PASSAGE:
+++++
Flight Plight: Why I Chose to Fly to an Environmental Journalism Conference
By John R. Platt
It's a cold Wednesday morning, and I'm standing in the dark outside a hotel waiting for my rideshare vehicle to arrive.
My phone chirps to let me know that an unusual car is about to pull up: a Tesla. The driver greets me, and I eagerly climb in the back seat — after I figure out how to open the door (the recessed, aerodynamic handles are just as novel to me as the rest of the car).
It's my first time riding in one of these all-electric luxury vehicles, and it's the first low-emissions leg of this week's travel for the Society of Environmental Journalists conference. As we silently pull away from the curb, I feel energized by the opportunity.
The day before had worn me out. Getting to Fort Collins from Portland, Oregon, isn't hard, but it's not exactly easy, either. First there was a cab from home to the airport (my wife had our only car that morning), followed by the flight itself. After that came a bus ride from Denver to Fort Collins that only got me to the outskirts of town. From there I hopped onto a smaller shuttle to my hotel.
The trip took most of the day. By the time I finally arrived at my hotel in early evening, I was tired, hungry, and feeling kind of anxious about all the greenhouse gas emissions produced during each leg of my trip.
I've been avoiding journeys like this because — like a lot of my friends and colleagues — I worry about their impact. Planes generate at least 2.5 percent of global emissions, according to Project Drawdown, and while there are much bigger contributors to climate change, air travel still represents a significant amount of risk to the planet, one that grows every year as the number of people flying increases.
+++++
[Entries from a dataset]
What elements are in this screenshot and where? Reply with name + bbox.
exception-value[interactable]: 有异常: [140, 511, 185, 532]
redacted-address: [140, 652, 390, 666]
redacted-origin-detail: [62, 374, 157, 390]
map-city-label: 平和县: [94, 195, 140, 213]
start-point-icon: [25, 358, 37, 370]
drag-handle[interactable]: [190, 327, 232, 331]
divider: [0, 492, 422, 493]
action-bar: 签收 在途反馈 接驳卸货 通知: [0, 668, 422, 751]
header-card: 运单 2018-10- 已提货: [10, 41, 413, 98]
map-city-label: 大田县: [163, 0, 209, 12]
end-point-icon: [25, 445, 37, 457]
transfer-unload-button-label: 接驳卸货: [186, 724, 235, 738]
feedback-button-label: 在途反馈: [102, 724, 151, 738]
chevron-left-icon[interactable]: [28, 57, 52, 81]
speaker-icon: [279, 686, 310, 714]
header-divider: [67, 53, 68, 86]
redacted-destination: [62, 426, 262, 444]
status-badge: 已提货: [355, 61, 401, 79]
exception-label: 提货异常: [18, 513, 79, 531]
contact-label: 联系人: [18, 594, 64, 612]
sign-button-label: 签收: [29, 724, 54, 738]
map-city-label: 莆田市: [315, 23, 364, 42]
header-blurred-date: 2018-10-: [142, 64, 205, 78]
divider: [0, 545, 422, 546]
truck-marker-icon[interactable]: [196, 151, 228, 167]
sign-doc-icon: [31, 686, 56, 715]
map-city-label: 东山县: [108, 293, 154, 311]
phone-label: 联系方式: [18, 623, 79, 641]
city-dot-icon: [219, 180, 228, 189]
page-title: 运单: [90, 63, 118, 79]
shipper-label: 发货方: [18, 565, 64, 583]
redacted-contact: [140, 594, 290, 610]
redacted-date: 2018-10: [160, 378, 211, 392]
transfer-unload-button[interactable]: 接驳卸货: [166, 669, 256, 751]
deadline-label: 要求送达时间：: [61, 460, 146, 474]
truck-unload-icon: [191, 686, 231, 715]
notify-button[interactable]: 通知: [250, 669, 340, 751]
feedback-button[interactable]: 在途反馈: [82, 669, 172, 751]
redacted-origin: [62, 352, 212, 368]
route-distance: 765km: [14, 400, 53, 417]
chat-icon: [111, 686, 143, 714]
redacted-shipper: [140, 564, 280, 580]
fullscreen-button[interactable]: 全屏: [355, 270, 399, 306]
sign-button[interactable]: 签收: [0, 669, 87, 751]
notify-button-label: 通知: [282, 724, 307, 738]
+++++
EXERCISE TASK 1: In the Flight Plight essay, copy everything from "I've been avoiding" down to "people flying increases.", swapping "air travel" for "aviation".
EXERCISE TASK 2: In the Flight Plight essay, what kind of car picked the writer up outside the hotel?
EXERCISE TASK 3: Pick up the Flight Plight essay about flying to the environmental journalism conference after its final sentence and keep writing.

FINAL ANSWER 1:
I've been avoiding journeys like this because — like a lot of my friends and colleagues — I worry about their impact. Planes generate at least 2.5 percent of global emissions, according to Project Drawdown, and while there are much bigger contributors to climate change, aviation still represents a significant amount of risk to the planet, one that grows every year as the number of people flying increases.

FINAL ANSWER 2: A Tesla

FINAL ANSWER 3:
I take that seriously. As an environmental journalist who writes about these issues all the time, I try to lead as low-impact a lifestyle as possible. I don't commute, we rarely eat out, we don't have kids, and we live fairly minimally. I even made the tough decision earlier this year to skip a vacation to see mountain gorillas in Africa because I couldn't justify the carbon emissions.
So given those concerns, why was I in Fort Collins?
The mountain gorilla vacation would have been an indulgence, something to do mostly because I could and not because I had to. The trip to Colorado, on the other hand, was work — and a chance to make a difference.
My research into flying also suggested that we probably don't need to worry too much about the occasional trip for business or family. Yes, science continues to reveal more about the harmful environmental impacts of air travel, and in fact we now know that airline emissions are worse than we realized, but the bulk of airline carbon emissions come from frequent fliers — about 12 percent of American airline passengers. Like the other 88 percent of us, I've never counted myself among that crowd. Travel to one conference isn't going to break my climate bank.
More broadly, I always try to keep in mind that that the vast majority of emissions come from just a handful of corporations, not individual people. Recent research estimates that 20 fossil fuel companies are responsible for one-third of all modern greenhouse gas emissions, and many of them — such as the currently on trial Exxon Mobil — have spent decades obfuscating their role in climate change and the danger it poses to the planet. I still take a great deal of personal responsibility for my actions and choices, but I also know who's generating the bulk of the problem.
That doesn't let the rest of us off the hook, but it certainly crystalizes the need to take broader societal action.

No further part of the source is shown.